Reproduce everything in the article on Estonians and sustainable behavior from "For the fourth" down to "Latvia and Lithuania.", word for word.

_Excerpted passage_
*****

Research: Estonians are too selective when it comes to sustainable behavior

Climate: Long-term average data and “nightmare” scenario for 2070
Climate: Long-term average data and “nightmare” scenario for 2070 Source: Evelyn Uuemaa. Andmeallikas: WorldClim

The willingness of people in Estonia to make environmentally friendly choices on a daily basis has declined over the past year, according to a survey commissioned by Orkla Group. Grete Arro, a research fellow at Tallinn University, said that it is dangerous when a few of Eco-friendly practices create a false sense of security.

For the fourth consecutive year, the survey finds that among seven nations Estonians are the most skeptical about climate change. They are the least likely to consistently make environmentally conscientious choices and are the least concerned about the environmental impact of products. In addition to Estonia, the poll included Norway, Sweden, Denmark, Finland, Estonia, Latvia and Lithuania.

Compared to the average of the seven nations, Estonians have a relatively low level of environmental concern. It was shown that 57 percent of people, compared to the national average of 68 percent, are actively reducing food waste at home. On average, two-thirds of people sort waste, compared to only 46 percent of Estonians.

Compared to the average of 38 percent in seven other nations, 21 percent of Estonians make an effort to purchase local food. A tenth of Estonians consume less meat for environmental reasons, compared to the average of one-fifth of respondents. Nevertheless, the pursuit of a car-free lifestyle is one of the few areas in which Estonians are more enthusiastic than the national average: 22 percent of Estonians, compared to 16 percent of the total population, are attempting to give up their car.

The concern is wider, and yet...

In all nations, people's readiness to make sustainable decisions decreased throughout the course of the year. People still enjoy flying and consuming meat and there is a general lack of interest in waste sorting. In addition, there has been an increase in the percentage of people who say they do not know whether a product is sustainable or not, which explains why they do not make sustainable choices when shopping, for example.

*****

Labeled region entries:
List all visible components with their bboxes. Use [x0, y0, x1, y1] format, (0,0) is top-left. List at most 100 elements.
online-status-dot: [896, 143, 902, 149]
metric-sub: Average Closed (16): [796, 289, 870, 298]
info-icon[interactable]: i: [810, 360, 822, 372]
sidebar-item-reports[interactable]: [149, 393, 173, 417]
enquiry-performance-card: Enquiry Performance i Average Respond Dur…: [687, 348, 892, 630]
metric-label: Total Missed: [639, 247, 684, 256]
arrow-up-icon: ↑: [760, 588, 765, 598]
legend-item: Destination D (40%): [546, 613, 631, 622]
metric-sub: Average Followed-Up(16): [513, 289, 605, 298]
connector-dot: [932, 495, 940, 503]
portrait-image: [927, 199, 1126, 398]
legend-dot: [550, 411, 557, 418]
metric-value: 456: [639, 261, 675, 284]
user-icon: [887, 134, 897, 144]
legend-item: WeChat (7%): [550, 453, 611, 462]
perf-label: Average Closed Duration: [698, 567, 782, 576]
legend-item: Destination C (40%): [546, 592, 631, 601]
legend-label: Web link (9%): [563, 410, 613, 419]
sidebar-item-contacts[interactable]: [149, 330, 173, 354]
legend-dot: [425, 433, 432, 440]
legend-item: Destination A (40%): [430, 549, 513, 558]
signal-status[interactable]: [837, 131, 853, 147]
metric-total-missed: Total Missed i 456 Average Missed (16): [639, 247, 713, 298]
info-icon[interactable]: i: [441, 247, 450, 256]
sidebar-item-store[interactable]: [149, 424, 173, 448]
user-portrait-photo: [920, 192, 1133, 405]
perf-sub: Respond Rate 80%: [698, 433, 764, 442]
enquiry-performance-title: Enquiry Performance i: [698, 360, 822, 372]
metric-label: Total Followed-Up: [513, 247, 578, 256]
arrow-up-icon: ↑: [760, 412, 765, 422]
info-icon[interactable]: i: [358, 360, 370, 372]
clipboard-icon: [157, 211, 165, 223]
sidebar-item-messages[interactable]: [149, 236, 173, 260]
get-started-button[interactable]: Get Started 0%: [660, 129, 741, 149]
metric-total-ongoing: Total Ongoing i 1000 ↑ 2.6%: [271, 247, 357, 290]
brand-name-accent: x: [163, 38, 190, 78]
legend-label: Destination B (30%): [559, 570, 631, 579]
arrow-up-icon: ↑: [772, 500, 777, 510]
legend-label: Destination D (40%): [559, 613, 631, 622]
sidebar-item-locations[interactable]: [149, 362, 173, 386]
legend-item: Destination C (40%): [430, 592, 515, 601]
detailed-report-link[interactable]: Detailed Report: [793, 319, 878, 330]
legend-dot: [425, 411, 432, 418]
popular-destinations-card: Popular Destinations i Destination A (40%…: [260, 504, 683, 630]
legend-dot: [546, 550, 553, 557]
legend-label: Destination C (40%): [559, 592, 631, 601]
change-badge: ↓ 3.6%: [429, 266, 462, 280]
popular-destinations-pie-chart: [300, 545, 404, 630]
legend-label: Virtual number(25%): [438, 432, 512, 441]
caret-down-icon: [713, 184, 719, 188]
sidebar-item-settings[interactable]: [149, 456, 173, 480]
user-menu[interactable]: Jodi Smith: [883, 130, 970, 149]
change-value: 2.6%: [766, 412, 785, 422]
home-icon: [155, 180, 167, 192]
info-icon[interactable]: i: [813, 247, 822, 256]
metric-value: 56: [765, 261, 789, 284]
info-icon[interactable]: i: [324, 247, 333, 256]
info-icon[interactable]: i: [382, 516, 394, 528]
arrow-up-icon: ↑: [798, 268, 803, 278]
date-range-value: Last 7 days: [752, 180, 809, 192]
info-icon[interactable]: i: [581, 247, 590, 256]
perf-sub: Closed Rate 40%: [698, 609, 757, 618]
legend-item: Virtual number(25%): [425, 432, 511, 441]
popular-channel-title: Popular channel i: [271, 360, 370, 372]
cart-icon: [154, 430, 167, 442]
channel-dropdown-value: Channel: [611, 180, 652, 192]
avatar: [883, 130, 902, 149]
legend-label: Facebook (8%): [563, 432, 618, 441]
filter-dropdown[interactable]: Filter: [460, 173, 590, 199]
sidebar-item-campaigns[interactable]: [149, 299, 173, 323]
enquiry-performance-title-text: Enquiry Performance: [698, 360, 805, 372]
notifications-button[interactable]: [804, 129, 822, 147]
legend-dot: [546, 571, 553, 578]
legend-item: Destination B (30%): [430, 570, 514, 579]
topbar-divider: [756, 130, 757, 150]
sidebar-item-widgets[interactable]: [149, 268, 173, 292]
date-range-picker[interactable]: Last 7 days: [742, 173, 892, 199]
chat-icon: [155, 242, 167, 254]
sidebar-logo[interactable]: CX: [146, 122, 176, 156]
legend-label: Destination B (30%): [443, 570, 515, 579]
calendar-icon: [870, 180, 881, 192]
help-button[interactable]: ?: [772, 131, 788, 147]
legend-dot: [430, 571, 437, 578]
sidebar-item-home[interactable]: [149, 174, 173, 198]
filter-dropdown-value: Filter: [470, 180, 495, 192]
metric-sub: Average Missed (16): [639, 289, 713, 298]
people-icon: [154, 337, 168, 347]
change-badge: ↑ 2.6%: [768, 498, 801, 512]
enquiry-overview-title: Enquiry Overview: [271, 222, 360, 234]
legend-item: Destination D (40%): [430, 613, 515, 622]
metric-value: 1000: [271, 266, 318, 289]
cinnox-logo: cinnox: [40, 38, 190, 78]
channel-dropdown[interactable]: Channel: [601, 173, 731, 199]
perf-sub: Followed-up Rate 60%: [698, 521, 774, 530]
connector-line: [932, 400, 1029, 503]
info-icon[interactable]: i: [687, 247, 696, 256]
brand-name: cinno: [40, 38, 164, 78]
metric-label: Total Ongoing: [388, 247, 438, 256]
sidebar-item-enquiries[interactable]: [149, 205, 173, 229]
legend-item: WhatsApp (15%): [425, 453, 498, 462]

*****

_Result for this task_
For the fourth consecutive year, the survey finds that among seven nations Estonians are the most skeptical about climate change. They are the least likely to consistently make environmentally conscientious choices and are the least concerned about the environmental impact of products. In addition to Estonia, the poll included Norway, Sweden, Denmark, Finland, Estonia, Latvia and Lithuania.